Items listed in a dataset
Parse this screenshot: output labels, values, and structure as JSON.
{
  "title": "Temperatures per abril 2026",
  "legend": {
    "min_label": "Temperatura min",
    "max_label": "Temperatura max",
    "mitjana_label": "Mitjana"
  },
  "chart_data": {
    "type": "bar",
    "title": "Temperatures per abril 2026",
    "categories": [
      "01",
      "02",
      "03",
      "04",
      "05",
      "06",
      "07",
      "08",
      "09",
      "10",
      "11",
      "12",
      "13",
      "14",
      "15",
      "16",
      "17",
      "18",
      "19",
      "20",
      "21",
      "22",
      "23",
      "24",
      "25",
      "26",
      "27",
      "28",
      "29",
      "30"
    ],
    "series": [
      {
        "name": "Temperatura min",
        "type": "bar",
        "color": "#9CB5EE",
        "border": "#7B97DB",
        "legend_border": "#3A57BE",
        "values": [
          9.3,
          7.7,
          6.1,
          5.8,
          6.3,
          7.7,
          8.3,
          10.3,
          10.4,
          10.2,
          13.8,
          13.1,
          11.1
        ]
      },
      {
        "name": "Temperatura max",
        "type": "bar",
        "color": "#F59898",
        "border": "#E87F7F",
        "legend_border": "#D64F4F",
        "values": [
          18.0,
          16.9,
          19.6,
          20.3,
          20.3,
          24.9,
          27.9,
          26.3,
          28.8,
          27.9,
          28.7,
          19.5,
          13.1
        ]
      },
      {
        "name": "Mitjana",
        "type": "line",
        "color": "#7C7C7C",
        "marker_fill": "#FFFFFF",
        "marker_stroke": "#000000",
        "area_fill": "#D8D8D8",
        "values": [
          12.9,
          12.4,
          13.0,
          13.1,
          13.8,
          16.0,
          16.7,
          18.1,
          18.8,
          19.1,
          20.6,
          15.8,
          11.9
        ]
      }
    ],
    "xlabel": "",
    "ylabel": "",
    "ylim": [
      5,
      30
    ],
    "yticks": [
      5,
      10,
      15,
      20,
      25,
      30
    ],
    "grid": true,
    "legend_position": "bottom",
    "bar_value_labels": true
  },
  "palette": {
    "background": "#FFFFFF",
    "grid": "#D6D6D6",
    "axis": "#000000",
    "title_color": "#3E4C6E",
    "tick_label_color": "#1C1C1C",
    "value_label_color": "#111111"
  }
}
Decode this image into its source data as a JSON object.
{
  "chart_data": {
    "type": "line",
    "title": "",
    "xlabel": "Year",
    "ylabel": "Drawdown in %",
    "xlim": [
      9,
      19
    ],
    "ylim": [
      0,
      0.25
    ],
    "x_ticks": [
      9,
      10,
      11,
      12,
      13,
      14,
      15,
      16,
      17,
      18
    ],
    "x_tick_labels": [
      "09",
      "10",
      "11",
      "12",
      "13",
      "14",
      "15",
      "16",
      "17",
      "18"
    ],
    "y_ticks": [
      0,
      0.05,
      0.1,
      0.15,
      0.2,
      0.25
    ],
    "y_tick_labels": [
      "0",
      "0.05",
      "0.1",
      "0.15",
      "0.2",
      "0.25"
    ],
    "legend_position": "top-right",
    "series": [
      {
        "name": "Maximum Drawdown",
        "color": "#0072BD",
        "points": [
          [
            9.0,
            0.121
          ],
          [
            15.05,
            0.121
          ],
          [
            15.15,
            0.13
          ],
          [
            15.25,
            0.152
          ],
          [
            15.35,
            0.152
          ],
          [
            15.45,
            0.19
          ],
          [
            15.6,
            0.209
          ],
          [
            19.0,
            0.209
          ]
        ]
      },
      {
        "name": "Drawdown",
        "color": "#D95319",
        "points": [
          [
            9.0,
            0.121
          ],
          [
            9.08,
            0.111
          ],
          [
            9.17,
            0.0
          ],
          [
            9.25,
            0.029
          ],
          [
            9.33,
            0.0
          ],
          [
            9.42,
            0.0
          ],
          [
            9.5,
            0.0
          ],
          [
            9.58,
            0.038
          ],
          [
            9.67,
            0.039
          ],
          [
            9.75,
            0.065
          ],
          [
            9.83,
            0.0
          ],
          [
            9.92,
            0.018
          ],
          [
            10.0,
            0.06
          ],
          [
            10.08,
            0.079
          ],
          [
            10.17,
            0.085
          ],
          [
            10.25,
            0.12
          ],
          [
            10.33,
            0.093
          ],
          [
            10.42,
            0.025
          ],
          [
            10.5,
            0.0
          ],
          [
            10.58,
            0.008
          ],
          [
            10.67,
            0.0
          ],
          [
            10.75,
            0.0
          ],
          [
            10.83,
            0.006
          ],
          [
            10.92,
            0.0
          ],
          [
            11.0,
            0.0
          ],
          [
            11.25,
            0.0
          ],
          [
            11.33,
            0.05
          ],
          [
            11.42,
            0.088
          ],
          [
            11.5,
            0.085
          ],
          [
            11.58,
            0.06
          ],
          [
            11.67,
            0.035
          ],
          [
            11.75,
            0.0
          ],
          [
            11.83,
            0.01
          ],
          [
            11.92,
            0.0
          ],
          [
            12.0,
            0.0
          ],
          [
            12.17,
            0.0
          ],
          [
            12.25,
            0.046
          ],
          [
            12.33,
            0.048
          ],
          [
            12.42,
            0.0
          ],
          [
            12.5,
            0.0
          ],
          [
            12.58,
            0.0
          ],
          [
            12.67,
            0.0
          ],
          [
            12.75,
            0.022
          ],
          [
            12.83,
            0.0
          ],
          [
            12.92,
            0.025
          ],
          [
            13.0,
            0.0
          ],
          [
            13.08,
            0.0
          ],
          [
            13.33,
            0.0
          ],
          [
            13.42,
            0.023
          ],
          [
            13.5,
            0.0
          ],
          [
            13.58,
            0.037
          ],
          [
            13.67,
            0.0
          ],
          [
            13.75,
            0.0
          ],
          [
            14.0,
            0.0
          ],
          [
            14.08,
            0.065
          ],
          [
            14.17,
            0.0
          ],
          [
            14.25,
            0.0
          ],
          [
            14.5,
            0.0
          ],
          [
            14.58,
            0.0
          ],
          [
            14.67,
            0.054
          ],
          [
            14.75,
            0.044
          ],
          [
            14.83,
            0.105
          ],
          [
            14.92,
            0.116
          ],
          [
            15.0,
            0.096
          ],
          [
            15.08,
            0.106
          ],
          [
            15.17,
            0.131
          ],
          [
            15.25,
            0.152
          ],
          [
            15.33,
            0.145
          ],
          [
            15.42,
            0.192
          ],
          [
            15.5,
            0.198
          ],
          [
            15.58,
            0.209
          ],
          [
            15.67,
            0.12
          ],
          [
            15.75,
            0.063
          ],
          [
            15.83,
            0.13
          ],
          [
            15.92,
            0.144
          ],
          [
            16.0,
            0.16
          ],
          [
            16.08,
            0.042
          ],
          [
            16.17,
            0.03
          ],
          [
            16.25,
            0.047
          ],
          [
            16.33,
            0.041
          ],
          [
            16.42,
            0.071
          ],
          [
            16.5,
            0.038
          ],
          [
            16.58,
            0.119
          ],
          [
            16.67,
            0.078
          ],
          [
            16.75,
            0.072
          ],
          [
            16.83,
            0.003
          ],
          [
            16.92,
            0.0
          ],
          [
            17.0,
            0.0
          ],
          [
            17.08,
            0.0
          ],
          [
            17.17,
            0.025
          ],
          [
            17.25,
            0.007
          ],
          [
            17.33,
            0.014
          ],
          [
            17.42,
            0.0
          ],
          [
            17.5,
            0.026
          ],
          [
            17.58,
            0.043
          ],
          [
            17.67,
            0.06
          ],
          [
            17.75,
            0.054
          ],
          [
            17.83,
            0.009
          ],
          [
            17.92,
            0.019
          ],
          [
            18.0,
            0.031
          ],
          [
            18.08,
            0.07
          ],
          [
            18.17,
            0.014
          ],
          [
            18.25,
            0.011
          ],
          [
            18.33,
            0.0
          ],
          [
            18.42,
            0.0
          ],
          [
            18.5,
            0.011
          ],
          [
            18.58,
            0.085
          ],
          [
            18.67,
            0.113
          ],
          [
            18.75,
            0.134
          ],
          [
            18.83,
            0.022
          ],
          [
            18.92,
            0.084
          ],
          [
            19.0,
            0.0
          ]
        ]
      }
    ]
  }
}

**YOUR INSTRUCTIONS**
Pick out every line holding the string "name" and return it.

**RESPONSE FOR THIS EXERCISE**
        "name": "Temperatura min",
        "name": "Temperatura max",
        "name": "Mitjana",
        "name": "Maximum Drawdown",
        "name": "Drawdown",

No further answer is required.